* [Working data]:
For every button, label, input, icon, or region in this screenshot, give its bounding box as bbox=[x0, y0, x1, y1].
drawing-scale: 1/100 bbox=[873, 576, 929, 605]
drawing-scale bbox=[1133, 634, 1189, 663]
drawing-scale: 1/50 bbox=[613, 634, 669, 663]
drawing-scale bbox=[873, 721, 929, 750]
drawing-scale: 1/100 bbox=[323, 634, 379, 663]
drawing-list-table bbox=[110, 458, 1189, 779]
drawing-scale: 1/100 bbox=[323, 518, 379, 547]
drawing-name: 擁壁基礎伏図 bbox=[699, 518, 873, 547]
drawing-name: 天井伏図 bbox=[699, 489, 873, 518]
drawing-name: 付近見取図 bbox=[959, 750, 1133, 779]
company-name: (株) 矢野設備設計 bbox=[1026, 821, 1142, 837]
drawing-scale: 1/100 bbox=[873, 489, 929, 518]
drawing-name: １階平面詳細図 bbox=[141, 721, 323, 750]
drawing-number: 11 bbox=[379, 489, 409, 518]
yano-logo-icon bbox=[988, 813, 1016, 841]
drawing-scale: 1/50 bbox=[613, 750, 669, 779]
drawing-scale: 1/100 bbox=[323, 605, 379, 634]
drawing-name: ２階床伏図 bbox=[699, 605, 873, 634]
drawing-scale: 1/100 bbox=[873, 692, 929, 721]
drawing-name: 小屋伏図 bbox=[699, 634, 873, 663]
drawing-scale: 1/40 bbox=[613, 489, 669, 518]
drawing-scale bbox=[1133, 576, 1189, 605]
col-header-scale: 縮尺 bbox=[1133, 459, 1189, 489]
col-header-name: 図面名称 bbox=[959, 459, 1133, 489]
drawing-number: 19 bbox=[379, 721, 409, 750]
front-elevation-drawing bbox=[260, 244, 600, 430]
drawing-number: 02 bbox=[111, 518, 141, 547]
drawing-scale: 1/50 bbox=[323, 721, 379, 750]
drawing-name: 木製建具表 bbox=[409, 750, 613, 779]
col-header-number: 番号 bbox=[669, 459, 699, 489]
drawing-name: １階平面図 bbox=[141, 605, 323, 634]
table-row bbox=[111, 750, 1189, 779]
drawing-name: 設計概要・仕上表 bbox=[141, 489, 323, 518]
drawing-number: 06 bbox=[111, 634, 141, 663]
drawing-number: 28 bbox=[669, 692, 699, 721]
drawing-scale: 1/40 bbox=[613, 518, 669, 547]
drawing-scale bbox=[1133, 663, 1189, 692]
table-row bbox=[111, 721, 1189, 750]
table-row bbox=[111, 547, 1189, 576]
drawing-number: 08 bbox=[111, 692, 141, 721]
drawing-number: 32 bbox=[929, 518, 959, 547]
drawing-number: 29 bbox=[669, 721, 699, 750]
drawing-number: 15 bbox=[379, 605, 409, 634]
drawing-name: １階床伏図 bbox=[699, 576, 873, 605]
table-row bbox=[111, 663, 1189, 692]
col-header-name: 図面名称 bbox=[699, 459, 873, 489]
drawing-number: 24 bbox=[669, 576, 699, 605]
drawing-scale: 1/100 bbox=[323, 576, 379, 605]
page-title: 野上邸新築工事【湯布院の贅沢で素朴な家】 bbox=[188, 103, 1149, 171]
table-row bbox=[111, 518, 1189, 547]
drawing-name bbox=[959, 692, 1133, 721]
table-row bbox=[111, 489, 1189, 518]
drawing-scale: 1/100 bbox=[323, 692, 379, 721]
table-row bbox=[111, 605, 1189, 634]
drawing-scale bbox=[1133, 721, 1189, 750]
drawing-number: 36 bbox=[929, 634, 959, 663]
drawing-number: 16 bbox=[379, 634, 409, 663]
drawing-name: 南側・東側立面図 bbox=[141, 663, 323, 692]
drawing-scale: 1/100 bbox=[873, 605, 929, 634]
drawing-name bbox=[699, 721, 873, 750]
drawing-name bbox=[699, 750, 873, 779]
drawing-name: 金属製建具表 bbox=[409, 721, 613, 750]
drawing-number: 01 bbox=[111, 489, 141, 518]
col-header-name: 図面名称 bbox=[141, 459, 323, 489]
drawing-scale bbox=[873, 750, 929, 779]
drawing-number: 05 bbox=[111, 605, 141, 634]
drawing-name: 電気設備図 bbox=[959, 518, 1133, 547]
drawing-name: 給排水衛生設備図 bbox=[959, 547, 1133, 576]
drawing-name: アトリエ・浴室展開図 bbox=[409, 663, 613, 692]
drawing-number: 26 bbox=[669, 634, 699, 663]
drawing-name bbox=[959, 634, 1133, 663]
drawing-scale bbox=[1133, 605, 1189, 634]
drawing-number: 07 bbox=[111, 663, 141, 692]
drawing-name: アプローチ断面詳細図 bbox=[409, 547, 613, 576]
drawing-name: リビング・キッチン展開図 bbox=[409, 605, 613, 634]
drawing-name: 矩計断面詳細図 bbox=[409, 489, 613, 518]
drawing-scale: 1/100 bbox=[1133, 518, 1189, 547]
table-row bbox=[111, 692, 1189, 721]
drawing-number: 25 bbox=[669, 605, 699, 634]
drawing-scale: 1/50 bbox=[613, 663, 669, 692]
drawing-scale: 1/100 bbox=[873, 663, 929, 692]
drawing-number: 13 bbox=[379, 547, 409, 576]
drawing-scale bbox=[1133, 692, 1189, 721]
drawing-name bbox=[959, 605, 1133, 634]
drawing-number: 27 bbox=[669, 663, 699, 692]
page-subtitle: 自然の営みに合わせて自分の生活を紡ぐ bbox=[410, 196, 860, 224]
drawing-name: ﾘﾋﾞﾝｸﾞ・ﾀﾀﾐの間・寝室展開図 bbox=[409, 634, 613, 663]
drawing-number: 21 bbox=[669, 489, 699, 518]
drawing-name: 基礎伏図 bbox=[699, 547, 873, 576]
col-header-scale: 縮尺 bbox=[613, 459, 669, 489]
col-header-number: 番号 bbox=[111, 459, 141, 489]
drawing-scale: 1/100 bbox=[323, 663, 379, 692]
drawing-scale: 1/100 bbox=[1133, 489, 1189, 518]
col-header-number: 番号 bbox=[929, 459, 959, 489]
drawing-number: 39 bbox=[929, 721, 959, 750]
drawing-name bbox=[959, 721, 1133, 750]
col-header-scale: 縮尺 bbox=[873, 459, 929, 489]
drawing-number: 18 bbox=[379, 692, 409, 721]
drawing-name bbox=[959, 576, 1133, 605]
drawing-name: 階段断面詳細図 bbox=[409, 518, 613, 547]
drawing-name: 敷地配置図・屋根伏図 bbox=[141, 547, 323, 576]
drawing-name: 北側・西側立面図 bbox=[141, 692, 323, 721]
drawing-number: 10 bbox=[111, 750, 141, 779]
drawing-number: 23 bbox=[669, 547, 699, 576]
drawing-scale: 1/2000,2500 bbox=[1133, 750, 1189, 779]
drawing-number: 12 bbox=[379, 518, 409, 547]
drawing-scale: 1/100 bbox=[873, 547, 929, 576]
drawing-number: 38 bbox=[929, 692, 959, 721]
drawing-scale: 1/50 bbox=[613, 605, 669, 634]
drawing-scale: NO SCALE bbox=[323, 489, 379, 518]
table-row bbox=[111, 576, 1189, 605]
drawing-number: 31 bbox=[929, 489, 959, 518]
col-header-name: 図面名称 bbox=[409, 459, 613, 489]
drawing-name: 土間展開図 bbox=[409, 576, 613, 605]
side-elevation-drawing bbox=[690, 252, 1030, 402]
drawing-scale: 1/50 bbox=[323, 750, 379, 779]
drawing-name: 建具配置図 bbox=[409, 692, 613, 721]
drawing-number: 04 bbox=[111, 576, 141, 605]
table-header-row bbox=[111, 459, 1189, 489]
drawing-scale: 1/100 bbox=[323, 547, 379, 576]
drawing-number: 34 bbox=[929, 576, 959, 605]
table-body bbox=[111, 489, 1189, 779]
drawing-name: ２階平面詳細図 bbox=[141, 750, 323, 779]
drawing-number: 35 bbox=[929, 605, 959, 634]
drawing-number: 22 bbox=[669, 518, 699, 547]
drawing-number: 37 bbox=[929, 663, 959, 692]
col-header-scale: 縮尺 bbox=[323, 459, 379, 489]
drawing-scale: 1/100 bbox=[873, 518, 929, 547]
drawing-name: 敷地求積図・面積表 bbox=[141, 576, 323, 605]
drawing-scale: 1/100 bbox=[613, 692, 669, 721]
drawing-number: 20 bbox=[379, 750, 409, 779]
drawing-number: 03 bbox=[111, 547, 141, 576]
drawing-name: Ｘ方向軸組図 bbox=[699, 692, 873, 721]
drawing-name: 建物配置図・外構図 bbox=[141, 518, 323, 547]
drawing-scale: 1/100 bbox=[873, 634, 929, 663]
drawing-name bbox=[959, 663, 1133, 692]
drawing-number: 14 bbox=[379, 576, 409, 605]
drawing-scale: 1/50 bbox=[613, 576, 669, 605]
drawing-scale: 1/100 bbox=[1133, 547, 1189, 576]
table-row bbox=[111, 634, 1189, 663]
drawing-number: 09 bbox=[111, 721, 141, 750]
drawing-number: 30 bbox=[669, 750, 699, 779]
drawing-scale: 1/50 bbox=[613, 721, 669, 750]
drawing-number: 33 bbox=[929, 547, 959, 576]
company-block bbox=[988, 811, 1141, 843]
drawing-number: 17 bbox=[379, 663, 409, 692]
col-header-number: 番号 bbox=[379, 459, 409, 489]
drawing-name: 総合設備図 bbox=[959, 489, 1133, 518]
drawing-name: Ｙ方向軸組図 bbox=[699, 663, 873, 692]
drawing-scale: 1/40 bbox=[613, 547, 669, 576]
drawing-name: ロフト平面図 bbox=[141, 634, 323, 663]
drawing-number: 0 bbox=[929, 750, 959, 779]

* [Exercise description]: Format the rows as a Markdown table with the columns Number and Content, starting at the first line and stopping after the line that contains "drawing-scale: 1/100 bbox=[323, 518, 379, 547]". Give each line its own number and leave out any blank lines.

* [Right answer]:
| Number | Content |
|---|---|
| 1 | For every button, label, input, icon, or region in this screenshot, give its bounding box as bbox=[x0, y0, x1, y1]. |
| 2 | drawing-scale: 1/100 bbox=[873, 576, 929, 605] |
| 3 | drawing-scale bbox=[1133, 634, 1189, 663] |
| 4 | drawing-scale: 1/50 bbox=[613, 634, 669, 663] |
| 5 | drawing-scale bbox=[873, 721, 929, 750] |
| 6 | drawing-scale: 1/100 bbox=[323, 634, 379, 663] |
| 7 | drawing-list-table bbox=[110, 458, 1189, 779] |
| 8 | drawing-scale: 1/100 bbox=[323, 518, 379, 547] |